(Saved data entries)
══════════════════════════════

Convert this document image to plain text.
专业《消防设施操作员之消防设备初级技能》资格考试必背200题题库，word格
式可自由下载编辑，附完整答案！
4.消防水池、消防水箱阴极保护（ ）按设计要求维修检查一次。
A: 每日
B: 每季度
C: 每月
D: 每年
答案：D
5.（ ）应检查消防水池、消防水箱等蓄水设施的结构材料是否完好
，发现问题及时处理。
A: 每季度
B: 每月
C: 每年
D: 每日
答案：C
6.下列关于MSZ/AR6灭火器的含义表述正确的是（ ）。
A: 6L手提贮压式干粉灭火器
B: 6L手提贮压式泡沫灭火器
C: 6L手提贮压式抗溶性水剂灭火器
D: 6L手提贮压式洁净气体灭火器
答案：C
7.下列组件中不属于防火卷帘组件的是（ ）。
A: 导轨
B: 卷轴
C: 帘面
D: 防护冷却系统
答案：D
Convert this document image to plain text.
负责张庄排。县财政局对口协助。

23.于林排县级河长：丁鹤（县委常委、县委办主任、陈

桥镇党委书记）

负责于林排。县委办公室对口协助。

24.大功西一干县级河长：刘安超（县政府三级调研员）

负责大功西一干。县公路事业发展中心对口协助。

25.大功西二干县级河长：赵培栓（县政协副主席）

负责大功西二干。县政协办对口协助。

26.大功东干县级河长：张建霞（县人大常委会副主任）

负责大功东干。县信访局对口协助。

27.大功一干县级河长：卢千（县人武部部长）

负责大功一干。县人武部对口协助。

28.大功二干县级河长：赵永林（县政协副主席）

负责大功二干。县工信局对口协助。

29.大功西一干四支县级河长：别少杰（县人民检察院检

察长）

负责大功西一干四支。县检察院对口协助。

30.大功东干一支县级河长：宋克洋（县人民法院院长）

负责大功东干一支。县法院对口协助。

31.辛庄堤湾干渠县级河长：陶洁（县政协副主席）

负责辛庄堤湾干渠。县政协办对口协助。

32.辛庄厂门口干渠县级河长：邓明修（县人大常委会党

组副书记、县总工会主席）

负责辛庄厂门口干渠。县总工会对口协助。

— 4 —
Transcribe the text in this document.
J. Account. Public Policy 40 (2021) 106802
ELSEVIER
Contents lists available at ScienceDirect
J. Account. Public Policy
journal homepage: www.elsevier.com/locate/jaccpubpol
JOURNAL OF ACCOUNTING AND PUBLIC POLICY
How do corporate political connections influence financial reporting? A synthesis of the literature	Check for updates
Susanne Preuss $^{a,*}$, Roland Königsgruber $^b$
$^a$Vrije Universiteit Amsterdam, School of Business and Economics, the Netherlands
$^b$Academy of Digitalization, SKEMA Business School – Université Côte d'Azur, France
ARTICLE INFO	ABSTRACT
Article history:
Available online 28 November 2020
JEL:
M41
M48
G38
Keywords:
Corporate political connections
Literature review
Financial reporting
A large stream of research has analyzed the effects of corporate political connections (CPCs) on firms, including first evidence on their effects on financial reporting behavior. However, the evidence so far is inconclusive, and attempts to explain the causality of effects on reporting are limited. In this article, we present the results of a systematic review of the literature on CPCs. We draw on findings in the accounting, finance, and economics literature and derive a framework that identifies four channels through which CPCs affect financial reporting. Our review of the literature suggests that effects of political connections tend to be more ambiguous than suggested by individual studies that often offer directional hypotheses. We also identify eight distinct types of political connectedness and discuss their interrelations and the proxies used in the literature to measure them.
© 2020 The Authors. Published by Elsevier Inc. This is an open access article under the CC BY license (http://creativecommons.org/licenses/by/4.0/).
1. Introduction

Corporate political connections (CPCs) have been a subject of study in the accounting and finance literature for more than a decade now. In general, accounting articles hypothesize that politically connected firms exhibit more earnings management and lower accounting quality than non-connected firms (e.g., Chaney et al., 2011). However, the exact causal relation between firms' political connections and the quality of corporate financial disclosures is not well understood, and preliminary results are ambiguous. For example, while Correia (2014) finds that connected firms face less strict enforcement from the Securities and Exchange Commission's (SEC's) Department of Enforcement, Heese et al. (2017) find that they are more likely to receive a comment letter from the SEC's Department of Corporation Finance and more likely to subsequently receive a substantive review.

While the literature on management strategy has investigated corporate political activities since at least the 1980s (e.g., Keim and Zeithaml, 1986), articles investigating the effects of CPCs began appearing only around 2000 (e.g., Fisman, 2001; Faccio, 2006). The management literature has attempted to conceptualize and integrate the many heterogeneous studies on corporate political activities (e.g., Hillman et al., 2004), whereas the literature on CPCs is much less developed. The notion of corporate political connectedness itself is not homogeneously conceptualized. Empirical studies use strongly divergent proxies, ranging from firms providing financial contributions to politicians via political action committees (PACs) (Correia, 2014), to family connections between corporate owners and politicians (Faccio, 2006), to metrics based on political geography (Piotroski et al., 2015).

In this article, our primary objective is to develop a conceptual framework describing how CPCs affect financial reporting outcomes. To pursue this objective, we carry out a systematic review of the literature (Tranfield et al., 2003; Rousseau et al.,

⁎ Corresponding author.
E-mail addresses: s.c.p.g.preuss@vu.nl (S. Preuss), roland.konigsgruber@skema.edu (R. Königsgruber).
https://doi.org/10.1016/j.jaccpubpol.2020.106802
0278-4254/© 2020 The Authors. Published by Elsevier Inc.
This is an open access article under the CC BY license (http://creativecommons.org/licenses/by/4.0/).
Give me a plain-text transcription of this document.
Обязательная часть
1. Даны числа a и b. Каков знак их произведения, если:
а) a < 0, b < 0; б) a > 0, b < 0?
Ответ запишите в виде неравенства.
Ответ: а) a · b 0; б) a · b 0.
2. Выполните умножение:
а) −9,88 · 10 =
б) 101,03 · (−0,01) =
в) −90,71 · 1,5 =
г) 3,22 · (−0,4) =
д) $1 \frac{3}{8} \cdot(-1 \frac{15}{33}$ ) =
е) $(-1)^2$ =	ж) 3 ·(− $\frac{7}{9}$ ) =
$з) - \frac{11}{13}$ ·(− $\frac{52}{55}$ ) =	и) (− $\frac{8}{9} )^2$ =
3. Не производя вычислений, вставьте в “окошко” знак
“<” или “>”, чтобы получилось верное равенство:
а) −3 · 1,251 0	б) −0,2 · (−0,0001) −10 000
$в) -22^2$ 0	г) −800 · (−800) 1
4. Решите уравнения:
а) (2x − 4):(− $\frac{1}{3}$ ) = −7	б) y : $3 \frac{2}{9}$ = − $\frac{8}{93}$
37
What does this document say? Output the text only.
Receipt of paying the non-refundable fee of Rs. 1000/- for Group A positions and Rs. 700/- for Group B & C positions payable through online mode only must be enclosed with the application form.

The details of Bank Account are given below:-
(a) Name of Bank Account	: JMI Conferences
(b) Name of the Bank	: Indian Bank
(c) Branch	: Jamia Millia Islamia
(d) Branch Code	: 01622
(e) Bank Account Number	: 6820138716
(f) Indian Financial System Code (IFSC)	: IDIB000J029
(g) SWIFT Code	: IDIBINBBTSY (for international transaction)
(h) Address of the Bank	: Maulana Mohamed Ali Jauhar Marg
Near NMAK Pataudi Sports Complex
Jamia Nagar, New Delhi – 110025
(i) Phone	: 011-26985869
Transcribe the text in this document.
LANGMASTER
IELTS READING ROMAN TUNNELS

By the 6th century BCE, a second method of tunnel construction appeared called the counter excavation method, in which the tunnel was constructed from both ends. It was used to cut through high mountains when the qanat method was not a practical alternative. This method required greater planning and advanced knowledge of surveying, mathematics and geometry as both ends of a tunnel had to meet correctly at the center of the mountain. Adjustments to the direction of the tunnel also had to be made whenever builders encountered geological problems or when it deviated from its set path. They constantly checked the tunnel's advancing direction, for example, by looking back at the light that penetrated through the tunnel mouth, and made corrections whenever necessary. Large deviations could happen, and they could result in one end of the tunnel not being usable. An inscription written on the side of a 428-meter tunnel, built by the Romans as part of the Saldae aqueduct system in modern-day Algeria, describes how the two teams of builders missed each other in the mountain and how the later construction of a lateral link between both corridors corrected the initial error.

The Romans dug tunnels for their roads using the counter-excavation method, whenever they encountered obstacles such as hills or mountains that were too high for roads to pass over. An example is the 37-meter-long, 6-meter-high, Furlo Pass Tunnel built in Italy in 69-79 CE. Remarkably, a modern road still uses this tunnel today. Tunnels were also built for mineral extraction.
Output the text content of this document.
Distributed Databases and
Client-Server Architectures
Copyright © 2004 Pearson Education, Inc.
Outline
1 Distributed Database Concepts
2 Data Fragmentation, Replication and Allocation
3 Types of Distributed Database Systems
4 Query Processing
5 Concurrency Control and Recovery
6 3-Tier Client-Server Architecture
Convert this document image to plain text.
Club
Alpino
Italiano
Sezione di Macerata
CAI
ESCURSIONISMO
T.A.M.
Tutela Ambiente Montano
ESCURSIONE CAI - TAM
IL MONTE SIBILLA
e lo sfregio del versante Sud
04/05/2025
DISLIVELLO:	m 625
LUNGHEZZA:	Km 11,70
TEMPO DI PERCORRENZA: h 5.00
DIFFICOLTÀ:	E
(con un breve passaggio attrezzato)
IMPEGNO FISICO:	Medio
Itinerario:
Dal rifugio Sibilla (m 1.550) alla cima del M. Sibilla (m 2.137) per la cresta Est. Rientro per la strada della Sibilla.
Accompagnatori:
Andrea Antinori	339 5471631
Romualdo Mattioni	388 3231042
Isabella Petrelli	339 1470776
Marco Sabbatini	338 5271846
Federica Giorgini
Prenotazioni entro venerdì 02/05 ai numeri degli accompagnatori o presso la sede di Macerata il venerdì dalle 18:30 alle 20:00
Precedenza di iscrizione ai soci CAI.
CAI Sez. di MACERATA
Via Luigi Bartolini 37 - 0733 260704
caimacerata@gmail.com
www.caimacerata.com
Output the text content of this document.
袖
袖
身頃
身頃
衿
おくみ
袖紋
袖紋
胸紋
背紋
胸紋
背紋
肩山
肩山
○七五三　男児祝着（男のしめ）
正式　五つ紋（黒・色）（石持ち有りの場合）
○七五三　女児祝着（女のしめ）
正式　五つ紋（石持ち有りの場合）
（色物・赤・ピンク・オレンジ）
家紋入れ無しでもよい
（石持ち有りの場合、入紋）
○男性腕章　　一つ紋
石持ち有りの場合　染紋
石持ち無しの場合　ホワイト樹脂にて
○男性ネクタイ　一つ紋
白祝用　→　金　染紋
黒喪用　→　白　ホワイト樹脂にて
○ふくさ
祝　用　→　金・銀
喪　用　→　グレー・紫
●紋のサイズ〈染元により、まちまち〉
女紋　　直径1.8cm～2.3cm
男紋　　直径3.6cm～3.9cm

══════════════════════════════

Spot every line that holds "finance" and copy it.

A large stream of research has analyzed the effects of corporate political connections (CPCs) on firms, including first evidence on their effects on financial reporting behavior. However, the evidence so far is inconclusive, and attempts to explain the causality of effects on reporting are limited. In this article, we present the results of a systematic review of the literature on CPCs. We draw on findings in the accounting, finance, and economics literature and derive a framework that identifies four channels through which CPCs affect financial reporting. Our review of the literature suggests that effects of political connections tend to be more ambiguous than suggested by individual studies that often offer directional hypotheses. We also identify eight distinct types of political connectedness and discuss their interrelations and the proxies used in the literature to measure them.
Corporate political connections (CPCs) have been a subject of study in the accounting and finance literature for more than a decade now. In general, accounting articles hypothesize that politically connected firms exhibit more earnings management and lower accounting quality than non-connected firms (e.g., Chaney et al., 2011). However, the exact causal relation between firms' political connections and the quality of corporate financial disclosures is not well understood, and preliminary results are ambiguous. For example, while Correia (2014) finds that connected firms face less strict enforcement from the Securities and Exchange Commission's (SEC's) Department of Enforcement, Heese et al. (2017) find that they are more likely to receive a comment letter from the SEC's Department of Corporation Finance and more likely to subsequently receive a substantive review.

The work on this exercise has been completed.